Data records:
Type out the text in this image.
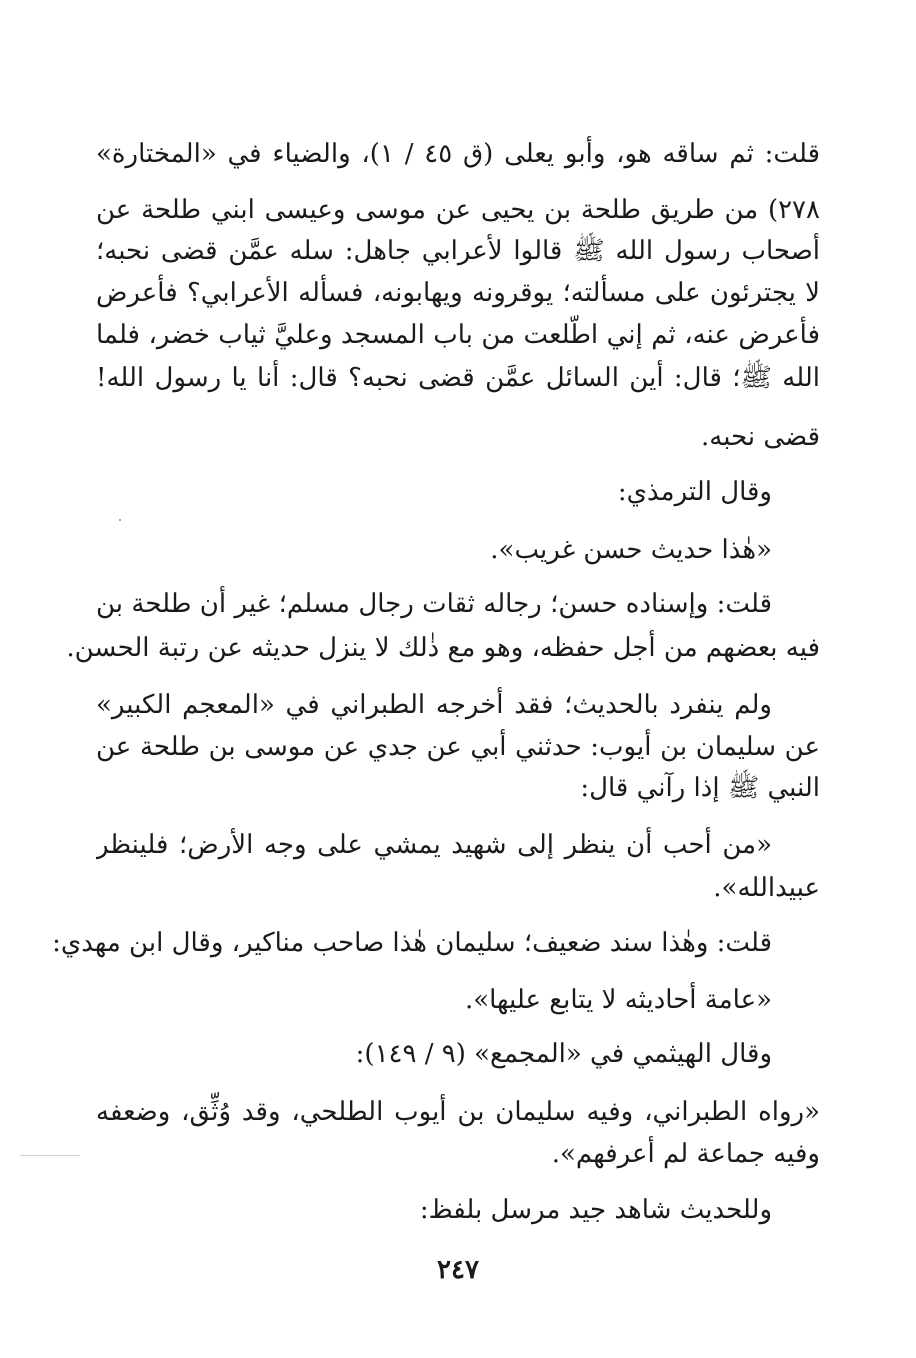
قلت: ثم ساقه هو، وأبو يعلى (ق ٤٥ / ١)، والضياء في «المختارة»
٢٧٨) من طريق طلحة بن يحيى عن موسى وعيسى ابني طلحة عن
أصحاب رسول الله ﷺ قالوا لأعرابي جاهل: سله عمَّن قضى نحبه؛
لا يجترئون على مسألته؛ يوقرونه ويهابونه، فسأله الأعرابي؟ فأعرض
فأعرض عنه، ثم إني اطَّلعت من باب المسجد وعليَّ ثياب خضر، فلما
الله ﷺ؛ قال: أين السائل عمَّن قضى نحبه؟ قال: أنا يا رسول الله!
قضى نحبه.
وقال الترمذي:
«هٰذا حديث حسن غريب».
قلت: وإسناده حسن؛ رجاله ثقات رجال مسلم؛ غير أن طلحة بن
فيه بعضهم من أجل حفظه، وهو مع ذٰلك لا ينزل حديثه عن رتبة الحسن.
ولم ينفرد بالحديث؛ فقد أخرجه الطبراني في «المعجم الكبير»
عن سليمان بن أيوب: حدثني أبي عن جدي عن موسى بن طلحة عن
النبي ﷺ إذا رآني قال:
«من أحب أن ينظر إلى شهيد يمشي على وجه الأرض؛ فلينظر
عبيدالله».
قلت: وهٰذا سند ضعيف؛ سليمان هٰذا صاحب مناكير، وقال ابن مهدي:
«عامة أحاديثه لا يتابع عليها».
وقال الهيثمي في «المجمع» (٩ / ١٤٩):
«رواه الطبراني، وفيه سليمان بن أيوب الطلحي، وقد وُثِّق، وضعفه
وفيه جماعة لم أعرفهم».
وللحديث شاهد جيد مرسل بلفظ:
٢٤٧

### Instruction:
Search the records for the string "فأعرض" and return every line in which it occurs.

### Solution below:
لا يجترئون على مسألته؛ يوقرونه ويهابونه، فسأله الأعرابي؟ فأعرض
فأعرض عنه، ثم إني اطَّلعت من باب المسجد وعليَّ ثياب خضر، فلما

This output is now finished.